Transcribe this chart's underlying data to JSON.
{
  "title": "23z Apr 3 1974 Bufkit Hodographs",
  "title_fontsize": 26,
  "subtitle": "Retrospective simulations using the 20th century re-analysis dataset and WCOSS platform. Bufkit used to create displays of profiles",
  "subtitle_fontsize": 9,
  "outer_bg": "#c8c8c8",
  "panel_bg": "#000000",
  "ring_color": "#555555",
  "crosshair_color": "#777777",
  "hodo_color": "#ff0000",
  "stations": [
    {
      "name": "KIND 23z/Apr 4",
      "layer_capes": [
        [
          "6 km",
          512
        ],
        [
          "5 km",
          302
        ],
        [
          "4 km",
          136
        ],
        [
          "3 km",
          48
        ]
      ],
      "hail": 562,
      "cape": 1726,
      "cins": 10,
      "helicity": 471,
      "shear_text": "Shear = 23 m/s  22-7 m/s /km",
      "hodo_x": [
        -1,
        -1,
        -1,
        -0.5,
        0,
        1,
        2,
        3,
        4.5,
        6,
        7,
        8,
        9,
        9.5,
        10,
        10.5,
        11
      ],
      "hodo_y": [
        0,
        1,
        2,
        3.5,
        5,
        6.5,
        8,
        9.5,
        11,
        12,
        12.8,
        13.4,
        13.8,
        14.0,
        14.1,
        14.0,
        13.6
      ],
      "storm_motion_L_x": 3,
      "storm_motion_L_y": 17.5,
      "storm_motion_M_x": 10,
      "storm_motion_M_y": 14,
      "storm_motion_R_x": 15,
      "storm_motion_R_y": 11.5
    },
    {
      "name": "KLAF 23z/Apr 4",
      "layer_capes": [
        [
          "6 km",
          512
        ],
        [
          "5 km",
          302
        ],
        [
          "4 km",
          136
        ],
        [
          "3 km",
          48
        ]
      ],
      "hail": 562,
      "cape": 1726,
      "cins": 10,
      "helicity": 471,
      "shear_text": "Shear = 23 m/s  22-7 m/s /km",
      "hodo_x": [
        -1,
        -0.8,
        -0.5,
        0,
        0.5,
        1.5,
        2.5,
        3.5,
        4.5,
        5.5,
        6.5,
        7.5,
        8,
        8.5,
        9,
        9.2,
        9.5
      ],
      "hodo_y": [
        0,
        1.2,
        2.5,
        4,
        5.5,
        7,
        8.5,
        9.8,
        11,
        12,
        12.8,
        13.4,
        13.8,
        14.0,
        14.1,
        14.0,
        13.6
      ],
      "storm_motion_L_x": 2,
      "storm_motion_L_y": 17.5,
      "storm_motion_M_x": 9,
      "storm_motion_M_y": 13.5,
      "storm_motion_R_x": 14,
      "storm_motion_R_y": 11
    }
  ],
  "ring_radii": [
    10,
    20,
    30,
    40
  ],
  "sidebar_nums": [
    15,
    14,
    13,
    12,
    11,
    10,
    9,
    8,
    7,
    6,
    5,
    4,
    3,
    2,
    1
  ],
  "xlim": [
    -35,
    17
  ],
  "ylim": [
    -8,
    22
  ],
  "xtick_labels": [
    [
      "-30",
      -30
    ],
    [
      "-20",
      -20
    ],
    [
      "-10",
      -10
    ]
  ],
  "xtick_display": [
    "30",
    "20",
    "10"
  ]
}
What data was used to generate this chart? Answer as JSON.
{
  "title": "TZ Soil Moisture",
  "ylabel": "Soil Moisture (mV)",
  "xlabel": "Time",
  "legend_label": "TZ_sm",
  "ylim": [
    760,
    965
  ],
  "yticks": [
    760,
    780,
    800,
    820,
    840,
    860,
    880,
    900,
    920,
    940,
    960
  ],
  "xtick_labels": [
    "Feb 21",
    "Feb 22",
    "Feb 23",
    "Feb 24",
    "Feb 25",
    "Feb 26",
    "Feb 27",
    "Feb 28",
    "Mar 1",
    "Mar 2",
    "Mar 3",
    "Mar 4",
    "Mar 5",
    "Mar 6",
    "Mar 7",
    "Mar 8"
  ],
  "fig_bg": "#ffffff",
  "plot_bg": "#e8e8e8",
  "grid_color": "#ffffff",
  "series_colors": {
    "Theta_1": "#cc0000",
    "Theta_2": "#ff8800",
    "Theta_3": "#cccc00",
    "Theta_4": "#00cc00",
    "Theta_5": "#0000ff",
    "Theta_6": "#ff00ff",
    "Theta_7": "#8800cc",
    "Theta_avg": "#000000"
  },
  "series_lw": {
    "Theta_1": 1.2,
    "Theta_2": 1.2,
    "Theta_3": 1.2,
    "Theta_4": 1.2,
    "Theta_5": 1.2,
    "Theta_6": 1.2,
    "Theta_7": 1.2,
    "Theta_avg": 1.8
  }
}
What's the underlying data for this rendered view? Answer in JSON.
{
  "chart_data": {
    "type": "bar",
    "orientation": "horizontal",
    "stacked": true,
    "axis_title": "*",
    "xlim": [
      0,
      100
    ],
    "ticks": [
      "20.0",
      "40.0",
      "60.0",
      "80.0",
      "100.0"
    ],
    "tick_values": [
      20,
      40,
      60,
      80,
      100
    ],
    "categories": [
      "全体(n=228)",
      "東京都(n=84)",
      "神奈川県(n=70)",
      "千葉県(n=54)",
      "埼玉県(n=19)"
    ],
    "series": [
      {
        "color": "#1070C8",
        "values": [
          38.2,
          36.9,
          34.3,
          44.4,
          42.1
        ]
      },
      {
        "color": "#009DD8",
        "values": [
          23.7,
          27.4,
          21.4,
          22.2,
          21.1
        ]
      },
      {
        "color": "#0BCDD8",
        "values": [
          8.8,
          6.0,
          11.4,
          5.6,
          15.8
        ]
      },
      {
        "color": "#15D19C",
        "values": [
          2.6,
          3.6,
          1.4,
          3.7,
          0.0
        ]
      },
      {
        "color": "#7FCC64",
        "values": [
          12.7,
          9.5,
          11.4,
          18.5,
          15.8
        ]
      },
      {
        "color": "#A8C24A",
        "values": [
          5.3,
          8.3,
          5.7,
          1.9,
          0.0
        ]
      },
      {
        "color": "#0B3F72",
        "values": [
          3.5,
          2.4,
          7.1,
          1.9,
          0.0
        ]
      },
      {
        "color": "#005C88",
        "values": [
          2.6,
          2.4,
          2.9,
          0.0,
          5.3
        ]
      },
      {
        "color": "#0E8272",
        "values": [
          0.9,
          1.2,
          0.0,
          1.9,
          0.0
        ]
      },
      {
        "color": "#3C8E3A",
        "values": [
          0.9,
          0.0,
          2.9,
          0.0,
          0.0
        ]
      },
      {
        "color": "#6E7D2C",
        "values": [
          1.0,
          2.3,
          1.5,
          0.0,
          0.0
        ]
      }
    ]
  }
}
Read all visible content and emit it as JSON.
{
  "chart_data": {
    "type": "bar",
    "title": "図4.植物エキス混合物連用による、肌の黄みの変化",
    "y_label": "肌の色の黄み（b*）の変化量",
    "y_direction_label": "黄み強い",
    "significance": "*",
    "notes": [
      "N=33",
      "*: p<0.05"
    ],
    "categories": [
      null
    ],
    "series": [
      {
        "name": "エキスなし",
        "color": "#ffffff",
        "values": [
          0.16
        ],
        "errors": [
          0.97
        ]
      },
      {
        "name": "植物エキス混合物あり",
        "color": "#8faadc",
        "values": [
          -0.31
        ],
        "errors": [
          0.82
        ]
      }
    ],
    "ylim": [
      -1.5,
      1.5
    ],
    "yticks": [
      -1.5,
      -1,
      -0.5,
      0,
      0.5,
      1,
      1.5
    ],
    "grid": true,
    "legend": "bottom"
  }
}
───
• **Goal**:
Find the line containing "Read all visible content and emit it as JSON.", then output it and every line after it to the end of the data, exactly.

• **Result**:
Read all visible content and emit it as JSON.
{
  "chart_data": {
    "type": "bar",
    "title": "図4.植物エキス混合物連用による、肌の黄みの変化",
    "y_label": "肌の色の黄み（b*）の変化量",
    "y_direction_label": "黄み強い",
    "significance": "*",
    "notes": [
      "N=33",
      "*: p<0.05"
    ],
    "categories": [
      null
    ],
    "series": [
      {
        "name": "エキスなし",
        "color": "#ffffff",
        "values": [
          0.16
        ],
        "errors": [
          0.97
        ]
      },
      {
        "name": "植物エキス混合物あり",
        "color": "#8faadc",
        "values": [
          -0.31
        ],
        "errors": [
          0.82
        ]
      }
    ],
    "ylim": [
      -1.5,
      1.5
    ],
    "yticks": [
      -1.5,
      -1,
      -0.5,
      0,
      0.5,
      1,
      1.5
    ],
    "grid": true,
    "legend": "bottom"
  }
}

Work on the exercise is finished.